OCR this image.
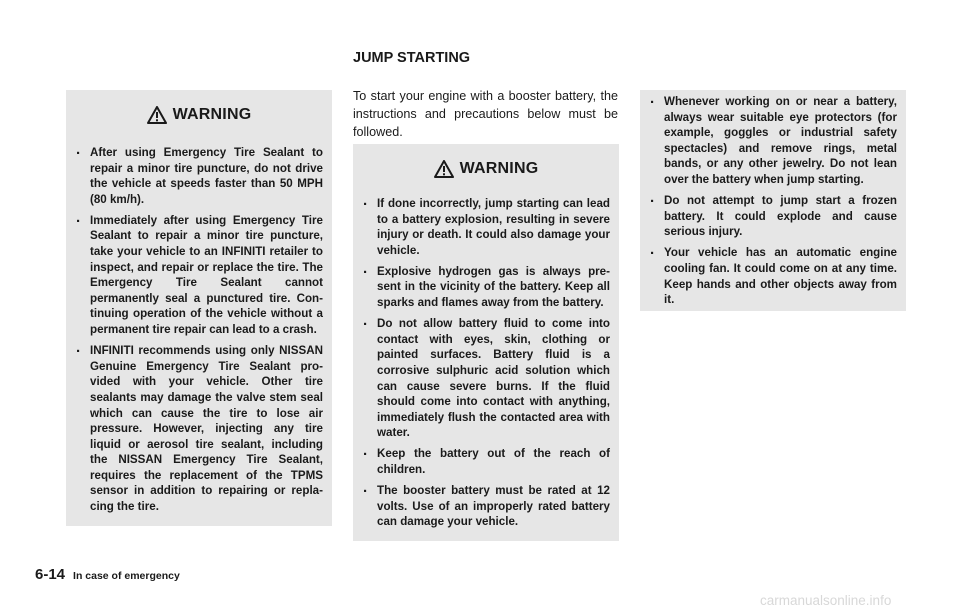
WARNING
. After using Emergency Tire Sealant to repair a minor tire puncture, do not drive the vehicle at speeds faster than 50 MPH (80 km/h).
. Immediately after using Emergency Tire Sealant to repair a minor tire puncture, take your vehicle to an INFINITI retailer to inspect, and repair or replace the tire. The Emergency Tire Sealant cannot permanently seal a punctured tire. Con-tinuing operation of the vehicle without a permanent tire repair can lead to a crash.
. INFINITI recommends using only NISSAN Genuine Emergency Tire Sealant pro-vided with your vehicle. Other tire sealants may damage the valve stem seal which can cause the tire to lose air pressure. However, injecting any tire liquid or aerosol tire sealant, including the NISSAN Emergency Tire Sealant, requires the replacement of the TPMS sensor in addition to repairing or repla-cing the tire.
JUMP STARTING
To start your engine with a booster battery, the instructions and precautions below must be followed.
WARNING
. If done incorrectly, jump starting can lead to a battery explosion, resulting in severe injury or death. It could also damage your vehicle.
. Explosive hydrogen gas is always pre-sent in the vicinity of the battery. Keep all sparks and flames away from the battery.
. Do not allow battery fluid to come into contact with eyes, skin, clothing or painted surfaces. Battery fluid is a corrosive sulphuric acid solution which can cause severe burns. If the fluid should come into contact with anything, immediately flush the contacted area with water.
. Keep the battery out of the reach of children.
. The booster battery must be rated at 12 volts. Use of an improperly rated battery can damage your vehicle.
. Whenever working on or near a battery, always wear suitable eye protectors (for example, goggles or industrial safety spectacles) and remove rings, metal bands, or any other jewelry. Do not lean over the battery when jump starting.
. Do not attempt to jump start a frozen battery. It could explode and cause serious injury.
. Your vehicle has an automatic engine cooling fan. It could come on at any time. Keep hands and other objects away from it.
6-14 In case of emergency
carmanualsonline.info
^^^^^^^^
▶ **Exercise brief**
Transcribe all the data word for word; the images stay out.

▶ **Correct output**
OCR this image.
WARNING
. After using Emergency Tire Sealant to repair a minor tire puncture, do not drive the vehicle at speeds faster than 50 MPH (80 km/h).
. Immediately after using Emergency Tire Sealant to repair a minor tire puncture, take your vehicle to an INFINITI retailer to inspect, and repair or replace the tire. The Emergency Tire Sealant cannot permanently seal a punctured tire. Con-tinuing operation of the vehicle without a permanent tire repair can lead to a crash.
. INFINITI recommends using only NISSAN Genuine Emergency Tire Sealant pro-vided with your vehicle. Other tire sealants may damage the valve stem seal which can cause the tire to lose air pressure. However, injecting any tire liquid or aerosol tire sealant, including the NISSAN Emergency Tire Sealant, requires the replacement of the TPMS sensor in addition to repairing or repla-cing the tire.
JUMP STARTING
To start your engine with a booster battery, the instructions and precautions below must be followed.
WARNING
. If done incorrectly, jump starting can lead to a battery explosion, resulting in severe injury or death. It could also damage your vehicle.
. Explosive hydrogen gas is always pre-sent in the vicinity of the battery. Keep all sparks and flames away from the battery.
. Do not allow battery fluid to come into contact with eyes, skin, clothing or painted surfaces. Battery fluid is a corrosive sulphuric acid solution which can cause severe burns. If the fluid should come into contact with anything, immediately flush the contacted area with water.
. Keep the battery out of the reach of children.
. The booster battery must be rated at 12 volts. Use of an improperly rated battery can damage your vehicle.
. Whenever working on or near a battery, always wear suitable eye protectors (for example, goggles or industrial safety spectacles) and remove rings, metal bands, or any other jewelry. Do not lean over the battery when jump starting.
. Do not attempt to jump start a frozen battery. It could explode and cause serious injury.
. Your vehicle has an automatic engine cooling fan. It could come on at any time. Keep hands and other objects away from it.
6-14 In case of emergency
carmanualsonline.info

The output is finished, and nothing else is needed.